== Bloc de texte ==
- - - - - - -
E.O. Wilson 1) souvent cité sur ce
site, constate que si la science actuelle
sait à peu près d'où
vient l'homme, à peu près aussi
ce qu'est l'homme, elle est incapable de prédire
où il va. Il ne s'agit pas de prédire
l'avenir du cosmos ou du Système solaire,
mais simplement de celui de l'humanité
dans quelques décennies. Ce sujet suscite
de vives discussions, y compris parmi les
scientifiques.
Pour lui, l'avenir est noir. Il parle d'une
véritable fin de l'anthropocène,
cette ère de l'évolution de
la Terre inaugurée avec l'arrivée
des premiers hommes équipés
d'outils. L'homme détruit la Terre
à une vitesse dont il ne se rend même
pas compte. Ceci d'abord par la destruction
accélérée des espèces
vivants. Certains technologues pensent que
ceci n'aurait pas d'importance, car il deviendra
possible d' « humaniser »
la Terre, en la peuplant d'hommes « augmentés »
de multiples façons, sur le mode des
cyborgs. Ces post-humains pourraient fabriquer
eux-mêmes, sans faire appel à
la nature, les produits dont ils auraient
besoin 2).
En fait la biosphère est un système
dont nul scientifique n'a encore bien appréhendé
la complexité. C'est aussi un système
fragile, ne recouvrant la surface de la planète
que sur une épaisseur moyenne de quelques
centimètres. Or l'homme et son esprit,
qu'ils soient augmentés ou non par
des prothèses robotisés, ne
peuvent absolument pas fonctionner en dehors
de cette biosphère. Elle les conditionne
dans la totalité, sans même qu'ils
s'en rendent compte.
La destruction de la biosphère va s'accélérer,
jusqu'à un point de non-retour ou tout
s'effondrera, les humains avec elle. De plus
en plus de scientifiques l'affirment, mais
ils n'attirent pas l'attention, ni des foules
ni des décideurs. Ce fait étonnant,
pour Wilson, peut s'expliquer par ce qu'il
nomme la structure tribale de l'humanité.
Toutes les idéologies et les religions
ont développées des vues sur
l'avenir, mais ceci au sein de groupes tribaux
qui en ont fait des dogmes leur permettant
d'assurer leur unité et de s'imposer
aux autres. Les religions, qui sont présentes
encore dans les 9/10 de l'humanité
environ, imposent des visions de l'avenir,
intéressant la vie ou une prétendue
après-vie, qu'elles développent
au sein de groupes tribaux refusant absolument
de changer de vision afin de préserver
leur cohésion.
Les religions, une malédiction
Wilson constate qu'aux Etats-Unis, pays où
les sciences sont pourtant parmi les plus
développées, il est pratiquement
impossible de faire carrière si l'on
n'affirme pas une croyance, quelque soit cette
croyance. L'essentiel est de n'en pas démordre.
Et pour ces croyants, aussi généreux
et charitables soient-ils par ailleurs, tous
ceux qui ne reconnaissent pas leur croyance
ne mérite pas de vivre. 3)
- - - - - - -
== Données fournies ==
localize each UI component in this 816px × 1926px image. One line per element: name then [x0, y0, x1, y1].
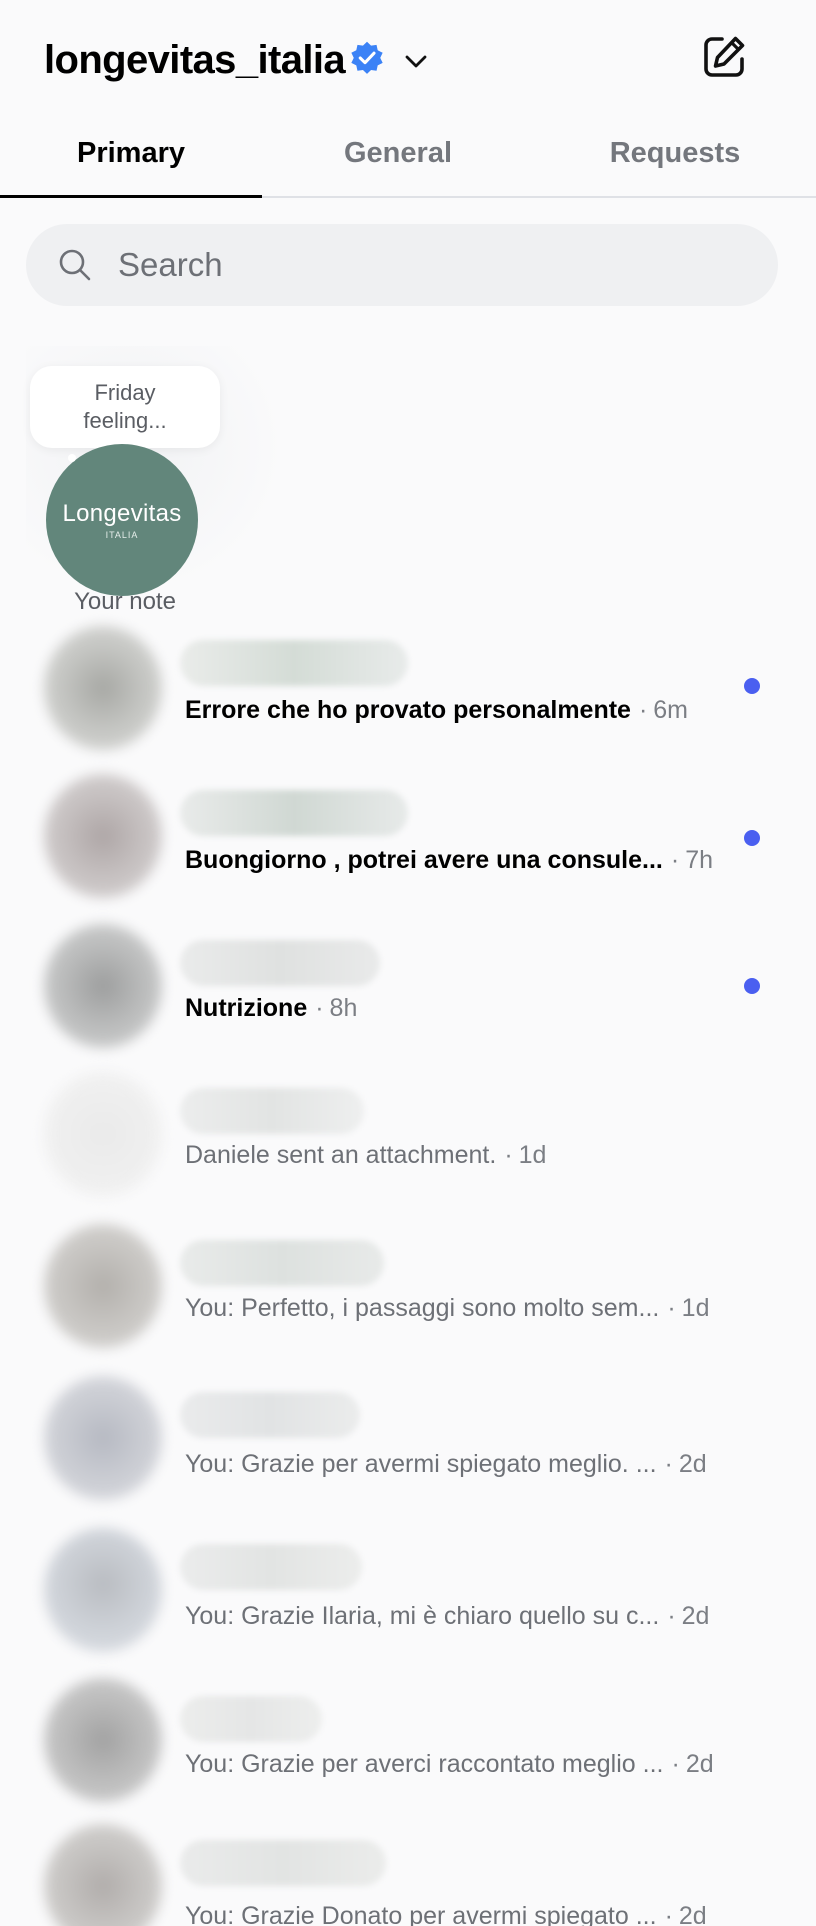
- - - - - - -
== Objectif visé ==
Traduisez en anglais cette phrase du texte sur l'avenir de l'humanité : « C'est aussi un système fragile, ne recouvrant la surface de la planète que sur une épaisseur moyenne de quelques centimètres. » Veuillez vous appuyer uniquement sur le texte.

== Résultat obtenu ==
It is also a fragile system, covering the planet's surface to an average depth of only a few centimeters.